### Required work
Give the count of lines containing the string "vehicle", with no other output.

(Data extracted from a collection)
************

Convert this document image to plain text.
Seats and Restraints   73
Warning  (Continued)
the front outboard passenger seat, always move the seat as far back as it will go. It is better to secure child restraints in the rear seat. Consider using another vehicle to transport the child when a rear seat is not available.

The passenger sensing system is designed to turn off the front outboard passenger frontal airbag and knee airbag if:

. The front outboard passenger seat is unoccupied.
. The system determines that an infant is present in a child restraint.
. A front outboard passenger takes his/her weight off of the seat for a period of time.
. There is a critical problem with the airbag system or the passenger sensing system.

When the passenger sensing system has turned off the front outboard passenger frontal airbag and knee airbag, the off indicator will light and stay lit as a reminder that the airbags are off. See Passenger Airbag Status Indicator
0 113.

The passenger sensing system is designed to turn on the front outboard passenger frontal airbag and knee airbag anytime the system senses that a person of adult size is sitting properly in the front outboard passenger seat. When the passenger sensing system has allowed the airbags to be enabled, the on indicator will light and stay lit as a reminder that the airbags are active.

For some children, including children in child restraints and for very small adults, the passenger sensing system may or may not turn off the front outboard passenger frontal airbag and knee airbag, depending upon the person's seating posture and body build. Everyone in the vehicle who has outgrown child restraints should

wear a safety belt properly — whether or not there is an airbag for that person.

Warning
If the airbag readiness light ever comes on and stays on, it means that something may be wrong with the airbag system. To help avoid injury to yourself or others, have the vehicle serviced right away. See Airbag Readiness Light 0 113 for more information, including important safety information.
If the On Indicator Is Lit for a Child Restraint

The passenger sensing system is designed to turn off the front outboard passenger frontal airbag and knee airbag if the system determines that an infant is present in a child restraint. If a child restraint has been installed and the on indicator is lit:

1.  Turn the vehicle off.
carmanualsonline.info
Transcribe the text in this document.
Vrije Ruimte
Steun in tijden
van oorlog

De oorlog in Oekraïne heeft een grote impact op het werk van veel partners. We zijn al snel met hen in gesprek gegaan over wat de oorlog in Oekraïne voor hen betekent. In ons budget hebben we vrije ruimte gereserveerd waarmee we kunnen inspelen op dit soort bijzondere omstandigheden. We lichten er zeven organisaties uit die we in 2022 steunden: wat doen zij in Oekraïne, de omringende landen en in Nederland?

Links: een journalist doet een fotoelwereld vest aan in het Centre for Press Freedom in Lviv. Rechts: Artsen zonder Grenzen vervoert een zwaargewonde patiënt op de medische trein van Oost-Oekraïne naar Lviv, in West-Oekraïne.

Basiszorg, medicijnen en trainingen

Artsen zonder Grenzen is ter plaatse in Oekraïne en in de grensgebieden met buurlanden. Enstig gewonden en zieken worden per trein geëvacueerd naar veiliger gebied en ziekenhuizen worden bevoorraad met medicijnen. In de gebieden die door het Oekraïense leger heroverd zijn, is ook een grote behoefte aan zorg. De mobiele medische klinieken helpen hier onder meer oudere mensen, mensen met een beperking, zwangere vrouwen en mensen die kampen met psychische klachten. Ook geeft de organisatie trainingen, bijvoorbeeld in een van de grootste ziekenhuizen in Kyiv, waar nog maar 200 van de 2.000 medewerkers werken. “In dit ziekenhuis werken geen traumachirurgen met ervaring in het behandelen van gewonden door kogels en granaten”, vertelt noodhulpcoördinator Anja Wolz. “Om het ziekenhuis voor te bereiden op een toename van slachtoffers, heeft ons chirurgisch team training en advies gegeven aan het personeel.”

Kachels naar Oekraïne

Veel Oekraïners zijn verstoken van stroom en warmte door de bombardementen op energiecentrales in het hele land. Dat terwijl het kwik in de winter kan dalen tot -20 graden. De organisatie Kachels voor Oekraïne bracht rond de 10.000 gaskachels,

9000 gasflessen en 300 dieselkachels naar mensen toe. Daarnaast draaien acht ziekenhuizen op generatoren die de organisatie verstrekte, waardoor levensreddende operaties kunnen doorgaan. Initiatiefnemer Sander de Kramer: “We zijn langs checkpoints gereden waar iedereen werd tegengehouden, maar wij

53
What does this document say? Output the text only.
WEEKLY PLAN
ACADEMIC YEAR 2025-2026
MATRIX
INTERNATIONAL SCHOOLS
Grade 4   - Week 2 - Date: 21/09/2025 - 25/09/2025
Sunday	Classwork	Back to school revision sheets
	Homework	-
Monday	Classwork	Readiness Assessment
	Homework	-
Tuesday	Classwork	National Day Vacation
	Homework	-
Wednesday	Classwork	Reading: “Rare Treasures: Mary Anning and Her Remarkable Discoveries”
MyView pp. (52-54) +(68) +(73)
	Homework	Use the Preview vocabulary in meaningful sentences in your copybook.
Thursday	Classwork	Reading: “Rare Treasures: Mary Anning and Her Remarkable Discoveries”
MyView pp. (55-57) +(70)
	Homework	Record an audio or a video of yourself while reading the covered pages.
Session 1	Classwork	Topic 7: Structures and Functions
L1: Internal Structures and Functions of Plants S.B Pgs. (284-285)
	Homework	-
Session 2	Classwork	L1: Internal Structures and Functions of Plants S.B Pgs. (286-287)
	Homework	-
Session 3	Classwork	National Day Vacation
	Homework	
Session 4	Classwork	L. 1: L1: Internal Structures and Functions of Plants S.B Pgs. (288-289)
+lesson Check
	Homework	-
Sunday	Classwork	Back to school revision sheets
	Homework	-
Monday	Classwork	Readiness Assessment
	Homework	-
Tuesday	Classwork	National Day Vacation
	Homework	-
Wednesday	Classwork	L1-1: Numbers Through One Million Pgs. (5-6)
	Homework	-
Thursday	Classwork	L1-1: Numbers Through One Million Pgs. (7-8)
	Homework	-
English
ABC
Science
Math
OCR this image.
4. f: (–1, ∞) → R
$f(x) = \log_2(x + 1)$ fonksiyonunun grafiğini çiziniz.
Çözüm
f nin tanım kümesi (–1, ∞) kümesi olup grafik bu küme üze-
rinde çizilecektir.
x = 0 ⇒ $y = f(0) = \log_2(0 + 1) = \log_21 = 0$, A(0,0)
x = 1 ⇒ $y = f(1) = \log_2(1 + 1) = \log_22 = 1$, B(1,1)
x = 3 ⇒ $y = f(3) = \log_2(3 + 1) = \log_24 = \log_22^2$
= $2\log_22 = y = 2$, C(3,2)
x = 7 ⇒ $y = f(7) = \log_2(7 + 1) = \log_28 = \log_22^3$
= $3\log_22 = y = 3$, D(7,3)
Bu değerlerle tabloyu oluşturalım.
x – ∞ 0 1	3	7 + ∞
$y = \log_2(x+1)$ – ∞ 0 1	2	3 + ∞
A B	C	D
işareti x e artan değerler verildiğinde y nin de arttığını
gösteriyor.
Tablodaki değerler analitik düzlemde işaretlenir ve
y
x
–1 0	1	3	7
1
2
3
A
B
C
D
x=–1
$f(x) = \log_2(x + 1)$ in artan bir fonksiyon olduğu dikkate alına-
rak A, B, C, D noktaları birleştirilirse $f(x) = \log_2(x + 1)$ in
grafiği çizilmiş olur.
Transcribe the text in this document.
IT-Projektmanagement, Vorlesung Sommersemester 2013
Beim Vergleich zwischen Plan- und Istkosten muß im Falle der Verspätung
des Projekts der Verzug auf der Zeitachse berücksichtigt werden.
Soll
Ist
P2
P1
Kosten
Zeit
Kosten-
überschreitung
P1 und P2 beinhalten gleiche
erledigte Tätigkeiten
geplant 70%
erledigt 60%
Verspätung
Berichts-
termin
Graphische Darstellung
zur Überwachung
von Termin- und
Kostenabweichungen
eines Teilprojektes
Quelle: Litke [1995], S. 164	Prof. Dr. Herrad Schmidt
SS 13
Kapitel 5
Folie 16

************

### Final result
4